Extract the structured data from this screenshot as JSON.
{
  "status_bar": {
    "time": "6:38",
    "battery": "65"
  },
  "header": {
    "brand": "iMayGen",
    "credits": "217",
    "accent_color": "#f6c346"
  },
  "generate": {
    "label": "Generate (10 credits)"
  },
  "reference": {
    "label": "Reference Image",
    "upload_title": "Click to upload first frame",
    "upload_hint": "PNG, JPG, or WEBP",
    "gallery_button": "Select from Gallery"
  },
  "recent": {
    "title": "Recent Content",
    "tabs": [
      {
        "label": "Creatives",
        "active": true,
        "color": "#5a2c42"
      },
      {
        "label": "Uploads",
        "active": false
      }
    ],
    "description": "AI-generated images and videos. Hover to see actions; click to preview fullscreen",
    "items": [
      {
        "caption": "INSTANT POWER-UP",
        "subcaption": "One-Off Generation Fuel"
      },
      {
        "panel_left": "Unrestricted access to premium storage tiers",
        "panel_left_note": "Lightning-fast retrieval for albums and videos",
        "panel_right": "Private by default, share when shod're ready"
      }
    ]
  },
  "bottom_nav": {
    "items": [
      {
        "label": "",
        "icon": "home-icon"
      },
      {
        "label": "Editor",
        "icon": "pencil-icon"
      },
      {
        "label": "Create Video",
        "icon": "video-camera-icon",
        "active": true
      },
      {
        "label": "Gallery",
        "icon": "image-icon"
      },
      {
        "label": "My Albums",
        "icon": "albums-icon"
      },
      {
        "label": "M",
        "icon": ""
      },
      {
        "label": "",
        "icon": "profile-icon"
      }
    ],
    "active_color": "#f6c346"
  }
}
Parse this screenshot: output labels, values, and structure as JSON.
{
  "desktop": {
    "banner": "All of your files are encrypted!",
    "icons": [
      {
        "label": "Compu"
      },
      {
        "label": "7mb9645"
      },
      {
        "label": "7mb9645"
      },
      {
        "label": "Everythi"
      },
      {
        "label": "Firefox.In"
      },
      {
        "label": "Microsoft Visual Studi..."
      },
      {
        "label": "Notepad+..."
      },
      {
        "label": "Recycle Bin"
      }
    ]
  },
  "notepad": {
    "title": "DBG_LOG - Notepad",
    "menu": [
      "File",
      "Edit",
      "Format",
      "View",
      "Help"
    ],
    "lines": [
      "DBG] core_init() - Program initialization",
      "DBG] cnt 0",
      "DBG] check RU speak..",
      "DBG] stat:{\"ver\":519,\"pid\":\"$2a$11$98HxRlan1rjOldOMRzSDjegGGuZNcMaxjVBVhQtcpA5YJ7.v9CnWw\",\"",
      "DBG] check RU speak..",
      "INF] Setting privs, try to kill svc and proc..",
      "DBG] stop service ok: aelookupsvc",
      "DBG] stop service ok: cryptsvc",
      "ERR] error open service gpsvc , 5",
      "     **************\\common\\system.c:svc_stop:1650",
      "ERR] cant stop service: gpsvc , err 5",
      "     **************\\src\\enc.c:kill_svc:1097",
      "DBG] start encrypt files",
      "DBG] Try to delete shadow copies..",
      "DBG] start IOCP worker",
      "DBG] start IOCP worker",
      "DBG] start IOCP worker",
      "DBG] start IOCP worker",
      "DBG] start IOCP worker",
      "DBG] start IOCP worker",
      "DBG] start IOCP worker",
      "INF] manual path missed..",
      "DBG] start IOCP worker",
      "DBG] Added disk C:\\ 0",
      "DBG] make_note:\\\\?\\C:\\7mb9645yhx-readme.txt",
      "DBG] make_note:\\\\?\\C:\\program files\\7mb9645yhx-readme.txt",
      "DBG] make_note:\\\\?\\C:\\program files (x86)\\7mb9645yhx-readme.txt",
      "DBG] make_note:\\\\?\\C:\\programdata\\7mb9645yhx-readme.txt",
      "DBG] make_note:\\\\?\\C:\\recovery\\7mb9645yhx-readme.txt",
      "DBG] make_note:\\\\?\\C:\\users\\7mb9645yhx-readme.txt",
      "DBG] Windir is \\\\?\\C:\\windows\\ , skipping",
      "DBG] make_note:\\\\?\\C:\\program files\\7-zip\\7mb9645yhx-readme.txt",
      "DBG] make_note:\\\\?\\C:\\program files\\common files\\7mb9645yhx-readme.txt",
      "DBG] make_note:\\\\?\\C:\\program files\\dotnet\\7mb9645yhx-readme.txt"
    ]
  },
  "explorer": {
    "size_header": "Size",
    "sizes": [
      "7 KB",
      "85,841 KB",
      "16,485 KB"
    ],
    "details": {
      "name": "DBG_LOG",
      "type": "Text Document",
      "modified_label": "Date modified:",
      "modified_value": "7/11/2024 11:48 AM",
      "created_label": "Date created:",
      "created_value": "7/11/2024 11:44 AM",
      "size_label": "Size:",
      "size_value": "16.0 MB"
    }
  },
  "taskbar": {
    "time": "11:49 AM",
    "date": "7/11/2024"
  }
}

————————

WRITTEN PROBLEM: From the entries above, extract each line containing "JSON".

TASK RESPONSE:
Extract the structured data from this screenshot as JSON.
Parse this screenshot: output labels, values, and structure as JSON.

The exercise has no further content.